* Stated goal A:
State how many lines of the listing contain the word "Information", giving only the number.
Start Text passage
As I wrote Interfering Bodies, I was also really engaged with Clarice Lispector's writing, and totally obsessed with Juan Rulfo's Pedro Paramo, and his take on ghostliness, on being underground, on having mud in your mouth and being caught between the hopeless bureaucracies of a corrupt religion and a corrupt, repressive, excessively capitalistic state.  In Rulfo, the revolutionaries are not much better; they're clownish and incompetent and thus his total rejection of ideologies on both the right and the left offers a useful position for a writer to occupy.  So, my heroes here are mostly prose writers, and like a good Chilean-Eastern European-Jew I'm obsessed with a grouping of writers from both South America and the old world, all of whom are dealing, in their own ways, with bodies in pain, nationalism, torture, love, war, psychic trauma, decay and what it means to be an individual in a repressive nation or community.  And they do all this with language that is so lively and beautiful that it demonstrates how art can, to paraphrase Fanny Howe, show that life is worth living by showing just how not worth living it actually is.
End Text passage
Start Working data
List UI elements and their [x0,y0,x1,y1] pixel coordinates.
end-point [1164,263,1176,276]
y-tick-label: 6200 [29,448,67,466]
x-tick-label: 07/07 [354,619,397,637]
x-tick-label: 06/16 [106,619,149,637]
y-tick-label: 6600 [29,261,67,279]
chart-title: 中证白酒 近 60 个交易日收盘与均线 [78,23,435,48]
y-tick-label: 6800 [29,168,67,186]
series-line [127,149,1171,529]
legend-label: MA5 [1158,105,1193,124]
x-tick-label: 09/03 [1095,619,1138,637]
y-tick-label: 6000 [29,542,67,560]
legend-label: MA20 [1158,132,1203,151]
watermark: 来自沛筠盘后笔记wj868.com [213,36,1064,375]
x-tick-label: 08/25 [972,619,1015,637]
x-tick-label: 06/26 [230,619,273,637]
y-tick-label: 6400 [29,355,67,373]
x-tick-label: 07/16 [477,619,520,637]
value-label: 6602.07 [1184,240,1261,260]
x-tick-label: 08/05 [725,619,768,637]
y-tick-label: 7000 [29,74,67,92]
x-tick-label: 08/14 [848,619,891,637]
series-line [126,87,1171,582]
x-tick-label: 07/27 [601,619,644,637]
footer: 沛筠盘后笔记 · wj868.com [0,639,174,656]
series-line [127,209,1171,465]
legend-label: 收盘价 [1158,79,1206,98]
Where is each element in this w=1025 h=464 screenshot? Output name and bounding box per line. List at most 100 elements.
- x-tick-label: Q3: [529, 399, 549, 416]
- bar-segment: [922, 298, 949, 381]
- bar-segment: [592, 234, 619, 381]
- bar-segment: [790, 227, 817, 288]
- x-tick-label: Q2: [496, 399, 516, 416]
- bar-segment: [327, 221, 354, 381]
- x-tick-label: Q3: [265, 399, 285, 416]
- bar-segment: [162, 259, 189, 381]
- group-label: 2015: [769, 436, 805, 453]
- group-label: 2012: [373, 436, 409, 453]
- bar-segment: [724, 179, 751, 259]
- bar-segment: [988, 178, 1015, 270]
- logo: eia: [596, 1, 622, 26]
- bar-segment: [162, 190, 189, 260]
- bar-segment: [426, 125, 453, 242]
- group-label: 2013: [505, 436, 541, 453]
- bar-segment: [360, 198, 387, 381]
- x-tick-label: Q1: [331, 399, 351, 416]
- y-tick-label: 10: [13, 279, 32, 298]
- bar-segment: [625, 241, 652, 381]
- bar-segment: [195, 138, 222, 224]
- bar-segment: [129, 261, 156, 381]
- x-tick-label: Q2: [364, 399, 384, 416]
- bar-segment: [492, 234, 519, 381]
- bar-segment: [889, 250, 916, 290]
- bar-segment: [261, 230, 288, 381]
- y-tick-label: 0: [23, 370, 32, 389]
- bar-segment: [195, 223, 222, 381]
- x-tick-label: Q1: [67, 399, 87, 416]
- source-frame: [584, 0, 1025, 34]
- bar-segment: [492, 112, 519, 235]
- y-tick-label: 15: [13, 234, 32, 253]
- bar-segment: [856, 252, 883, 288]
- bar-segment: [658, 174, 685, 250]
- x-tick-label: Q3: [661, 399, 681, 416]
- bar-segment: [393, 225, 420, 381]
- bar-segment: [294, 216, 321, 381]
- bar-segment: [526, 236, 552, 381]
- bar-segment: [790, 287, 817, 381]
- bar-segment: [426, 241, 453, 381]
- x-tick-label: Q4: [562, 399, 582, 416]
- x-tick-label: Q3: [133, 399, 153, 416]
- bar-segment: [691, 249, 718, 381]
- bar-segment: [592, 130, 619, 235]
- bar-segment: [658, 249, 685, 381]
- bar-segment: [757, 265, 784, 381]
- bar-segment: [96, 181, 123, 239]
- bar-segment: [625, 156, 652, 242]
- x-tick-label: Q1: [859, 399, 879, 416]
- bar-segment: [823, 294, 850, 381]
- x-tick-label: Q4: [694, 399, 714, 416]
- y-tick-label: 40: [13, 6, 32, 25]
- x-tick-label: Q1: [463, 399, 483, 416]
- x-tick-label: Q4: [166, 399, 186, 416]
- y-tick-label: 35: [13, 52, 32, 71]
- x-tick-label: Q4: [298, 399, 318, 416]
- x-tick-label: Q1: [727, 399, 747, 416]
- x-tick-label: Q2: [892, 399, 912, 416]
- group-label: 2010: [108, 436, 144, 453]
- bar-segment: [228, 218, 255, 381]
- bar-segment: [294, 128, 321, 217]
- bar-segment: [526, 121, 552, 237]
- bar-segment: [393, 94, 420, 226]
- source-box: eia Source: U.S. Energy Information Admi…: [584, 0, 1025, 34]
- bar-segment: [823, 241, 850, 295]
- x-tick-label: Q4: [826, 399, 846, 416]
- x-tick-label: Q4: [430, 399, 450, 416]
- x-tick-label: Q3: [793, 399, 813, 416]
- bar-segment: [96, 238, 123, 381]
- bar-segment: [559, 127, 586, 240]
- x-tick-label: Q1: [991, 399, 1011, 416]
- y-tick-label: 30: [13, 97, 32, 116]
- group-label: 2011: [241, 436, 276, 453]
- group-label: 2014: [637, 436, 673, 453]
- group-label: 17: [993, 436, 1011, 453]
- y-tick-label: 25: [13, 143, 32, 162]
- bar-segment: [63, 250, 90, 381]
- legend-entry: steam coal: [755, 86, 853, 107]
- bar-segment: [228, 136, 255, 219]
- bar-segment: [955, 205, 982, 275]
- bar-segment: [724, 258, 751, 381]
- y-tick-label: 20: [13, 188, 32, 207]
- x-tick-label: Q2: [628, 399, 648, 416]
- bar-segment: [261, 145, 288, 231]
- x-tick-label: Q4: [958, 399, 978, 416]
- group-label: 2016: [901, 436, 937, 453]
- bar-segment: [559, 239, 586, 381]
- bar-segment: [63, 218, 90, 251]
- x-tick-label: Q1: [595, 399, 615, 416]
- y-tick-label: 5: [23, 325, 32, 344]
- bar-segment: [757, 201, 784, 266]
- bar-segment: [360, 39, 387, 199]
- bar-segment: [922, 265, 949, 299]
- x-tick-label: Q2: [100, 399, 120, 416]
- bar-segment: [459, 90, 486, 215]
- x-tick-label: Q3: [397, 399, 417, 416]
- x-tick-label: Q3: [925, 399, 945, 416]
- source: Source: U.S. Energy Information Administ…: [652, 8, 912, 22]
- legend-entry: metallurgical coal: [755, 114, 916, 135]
End Working data
* Stated goal B:
Write the next part of the passage about the writers who influenced Interfering Bodies, starting right after its last sentence.

* Result A:
2

* Result B:
But in all this I've dodged the question of the “political grotesque,” which refers to an essay James Pate wrote in Action, Yes in which he coins this phrase and classifies myself, Lara Glenum and Ariana Reindes under this (PG) umbrella.  Pate's idea of the “political grotesque” resonates with me for the simple reason that it provides a way of thinking about how a writer can respond to the political realities of her time.  That is, the political violence of our time (e.g. state sponsored torture, endless war, the bombing of civilians and other “non-essential personnel,”), the social and economic violence of our time (e.g. the collapse of the global economy, the barbarism of corporate greed, American poverty and neglect of the poor, the war on unions and working people, the attacks on immigrants, on women, mass inequalities in access to food, water, education, health care, etc...) - these things are themselves grotesque.  Thus if one sees the effect of politics and policy as grotesque then grotesque language and imagery is a way to craft a literary response.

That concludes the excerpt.